** EXERCISE **
Transcribe the records below exactly, leaving out any pictures.

** AVAILABLE DATA **
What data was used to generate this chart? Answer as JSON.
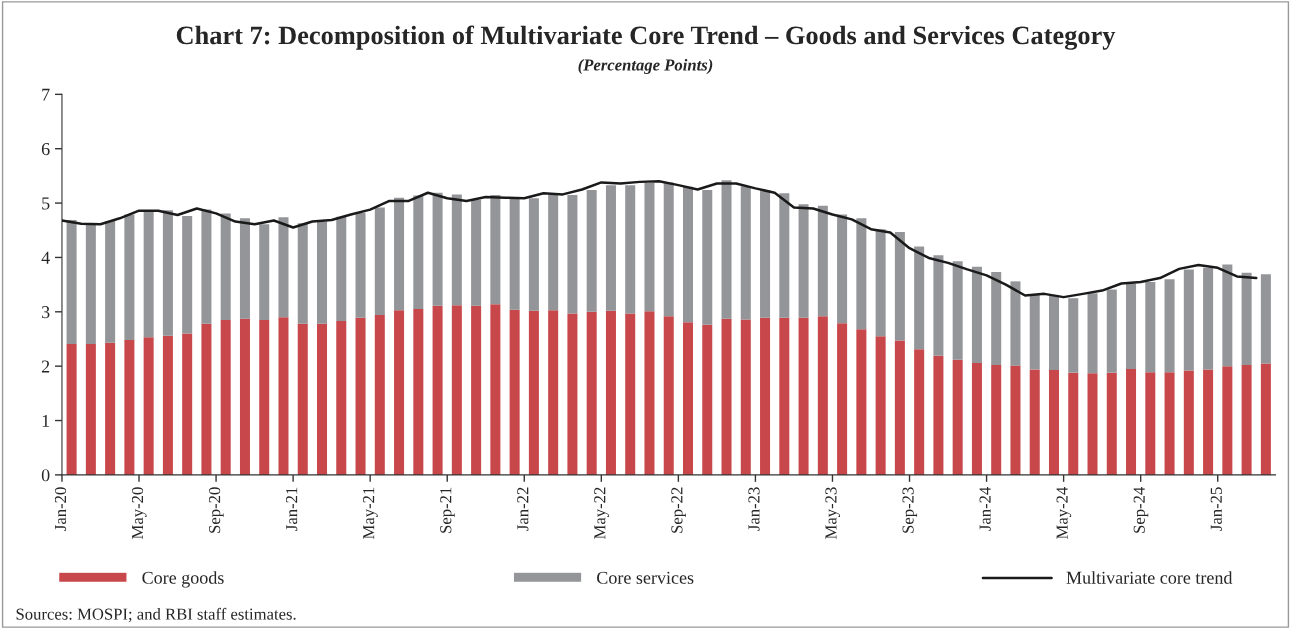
{
  "chart_data": {
    "type": "bar",
    "stacked": true,
    "title": "Chart 7: Decomposition of Multivariate Core Trend – Goods and Services Category",
    "subtitle": "(Percentage Points)",
    "categories": [
      "Jan-20",
      null,
      null,
      null,
      "May-20",
      null,
      null,
      null,
      "Sep-20",
      null,
      null,
      null,
      "Jan-21",
      null,
      null,
      null,
      "May-21",
      null,
      null,
      null,
      "Sep-21",
      null,
      null,
      null,
      "Jan-22",
      null,
      null,
      null,
      "May-22",
      null,
      null,
      null,
      "Sep-22",
      null,
      null,
      null,
      "Jan-23",
      null,
      null,
      null,
      "May-23",
      null,
      null,
      null,
      "Sep-23",
      null,
      null,
      null,
      "Jan-24",
      null,
      null,
      null,
      "May-24",
      null,
      null,
      null,
      "Sep-24",
      null,
      null,
      null,
      "Jan-25",
      null,
      null
    ],
    "series": [
      {
        "name": "Core goods",
        "color": "#c8474a",
        "values": [
          2.41,
          2.41,
          2.43,
          2.48,
          2.53,
          2.56,
          2.6,
          2.78,
          2.85,
          2.87,
          2.85,
          2.9,
          2.78,
          2.78,
          2.83,
          2.89,
          2.94,
          3.03,
          3.05,
          3.11,
          3.12,
          3.11,
          3.14,
          3.04,
          3.02,
          3.03,
          2.97,
          3.0,
          3.02,
          2.97,
          3.01,
          2.92,
          2.81,
          2.76,
          2.87,
          2.86,
          2.89,
          2.89,
          2.89,
          2.92,
          2.79,
          2.68,
          2.55,
          2.47,
          2.31,
          2.19,
          2.12,
          2.06,
          2.02,
          2.01,
          1.94,
          1.93,
          1.88,
          1.87,
          1.88,
          1.95,
          1.89,
          1.89,
          1.92,
          1.94,
          2.0,
          2.02,
          2.05
        ]
      },
      {
        "name": "Core services",
        "color": "#939598",
        "values": [
          2.28,
          2.2,
          2.24,
          2.31,
          2.34,
          2.31,
          2.16,
          2.1,
          1.96,
          1.85,
          1.76,
          1.84,
          1.85,
          1.88,
          1.92,
          1.93,
          1.98,
          2.07,
          2.09,
          2.08,
          2.04,
          1.95,
          2.01,
          2.05,
          2.07,
          2.13,
          2.18,
          2.24,
          2.31,
          2.36,
          2.36,
          2.46,
          2.49,
          2.48,
          2.55,
          2.45,
          2.35,
          2.29,
          2.09,
          2.03,
          2.0,
          2.04,
          1.97,
          2.0,
          1.89,
          1.85,
          1.81,
          1.77,
          1.71,
          1.55,
          1.37,
          1.38,
          1.37,
          1.47,
          1.53,
          1.57,
          1.66,
          1.71,
          1.86,
          1.87,
          1.87,
          1.7,
          1.64
        ]
      },
      {
        "name": "Multivariate core trend",
        "type": "line",
        "color": "#1a1a1a",
        "values": [
          4.68,
          4.62,
          4.61,
          4.72,
          4.86,
          4.86,
          4.78,
          4.9,
          4.81,
          4.66,
          4.61,
          4.68,
          4.55,
          4.66,
          4.69,
          4.79,
          4.88,
          5.04,
          5.04,
          5.19,
          5.09,
          5.04,
          5.11,
          5.1,
          5.09,
          5.18,
          5.16,
          5.25,
          5.38,
          5.36,
          5.39,
          5.4,
          5.33,
          5.25,
          5.36,
          5.36,
          5.27,
          5.19,
          4.92,
          4.9,
          4.79,
          4.7,
          4.52,
          4.46,
          4.17,
          3.99,
          3.9,
          3.78,
          3.67,
          3.5,
          3.3,
          3.33,
          3.27,
          3.33,
          3.39,
          3.52,
          3.55,
          3.62,
          3.79,
          3.86,
          3.81,
          3.65,
          3.62
        ]
      }
    ],
    "ylim": [
      0,
      7
    ],
    "yticks": [
      0,
      1,
      2,
      3,
      4,
      5,
      6,
      7
    ],
    "grid": false,
    "legend": "bottom",
    "annotations": [
      "Sources: MOSPI; and RBI staff estimates."
    ]
  }
}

** EXERCISE SOLUTION **
What data was used to generate this chart? Answer as JSON.
{
  "chart_data": {
    "type": "bar",
    "stacked": true,
    "title": "Chart 7: Decomposition of Multivariate Core Trend – Goods and Services Category",
    "subtitle": "(Percentage Points)",
    "categories": [
      "Jan-20",
      null,
      null,
      null,
      "May-20",
      null,
      null,
      null,
      "Sep-20",
      null,
      null,
      null,
      "Jan-21",
      null,
      null,
      null,
      "May-21",
      null,
      null,
      null,
      "Sep-21",
      null,
      null,
      null,
      "Jan-22",
      null,
      null,
      null,
      "May-22",
      null,
      null,
      null,
      "Sep-22",
      null,
      null,
      null,
      "Jan-23",
      null,
      null,
      null,
      "May-23",
      null,
      null,
      null,
      "Sep-23",
      null,
      null,
      null,
      "Jan-24",
      null,
      null,
      null,
      "May-24",
      null,
      null,
      null,
      "Sep-24",
      null,
      null,
      null,
      "Jan-25",
      null,
      null
    ],
    "series": [
      {
        "name": "Core goods",
        "color": "#c8474a",
        "values": [
          2.41,
          2.41,
          2.43,
          2.48,
          2.53,
          2.56,
          2.6,
          2.78,
          2.85,
          2.87,
          2.85,
          2.9,
          2.78,
          2.78,
          2.83,
          2.89,
          2.94,
          3.03,
          3.05,
          3.11,
          3.12,
          3.11,
          3.14,
          3.04,
          3.02,
          3.03,
          2.97,
          3.0,
          3.02,
          2.97,
          3.01,
          2.92,
          2.81,
          2.76,
          2.87,
          2.86,
          2.89,
          2.89,
          2.89,
          2.92,
          2.79,
          2.68,
          2.55,
          2.47,
          2.31,
          2.19,
          2.12,
          2.06,
          2.02,
          2.01,
          1.94,
          1.93,
          1.88,
          1.87,
          1.88,
          1.95,
          1.89,
          1.89,
          1.92,
          1.94,
          2.0,
          2.02,
          2.05
        ]
      },
      {
        "name": "Core services",
        "color": "#939598",
        "values": [
          2.28,
          2.2,
          2.24,
          2.31,
          2.34,
          2.31,
          2.16,
          2.1,
          1.96,
          1.85,
          1.76,
          1.84,
          1.85,
          1.88,
          1.92,
          1.93,
          1.98,
          2.07,
          2.09,
          2.08,
          2.04,
          1.95,
          2.01,
          2.05,
          2.07,
          2.13,
          2.18,
          2.24,
          2.31,
          2.36,
          2.36,
          2.46,
          2.49,
          2.48,
          2.55,
          2.45,
          2.35,
          2.29,
          2.09,
          2.03,
          2.0,
          2.04,
          1.97,
          2.0,
          1.89,
          1.85,
          1.81,
          1.77,
          1.71,
          1.55,
          1.37,
          1.38,
          1.37,
          1.47,
          1.53,
          1.57,
          1.66,
          1.71,
          1.86,
          1.87,
          1.87,
          1.7,
          1.64
        ]
      },
      {
        "name": "Multivariate core trend",
        "type": "line",
        "color": "#1a1a1a",
        "values": [
          4.68,
          4.62,
          4.61,
          4.72,
          4.86,
          4.86,
          4.78,
          4.9,
          4.81,
          4.66,
          4.61,
          4.68,
          4.55,
          4.66,
          4.69,
          4.79,
          4.88,
          5.04,
          5.04,
          5.19,
          5.09,
          5.04,
          5.11,
          5.1,
          5.09,
          5.18,
          5.16,
          5.25,
          5.38,
          5.36,
          5.39,
          5.4,
          5.33,
          5.25,
          5.36,
          5.36,
          5.27,
          5.19,
          4.92,
          4.9,
          4.79,
          4.7,
          4.52,
          4.46,
          4.17,
          3.99,
          3.9,
          3.78,
          3.67,
          3.5,
          3.3,
          3.33,
          3.27,
          3.33,
          3.39,
          3.52,
          3.55,
          3.62,
          3.79,
          3.86,
          3.81,
          3.65,
          3.62
        ]
      }
    ],
    "ylim": [
      0,
      7
    ],
    "yticks": [
      0,
      1,
      2,
      3,
      4,
      5,
      6,
      7
    ],
    "grid": false,
    "legend": "bottom",
    "annotations": [
      "Sources: MOSPI; and RBI staff estimates."
    ]
  }
}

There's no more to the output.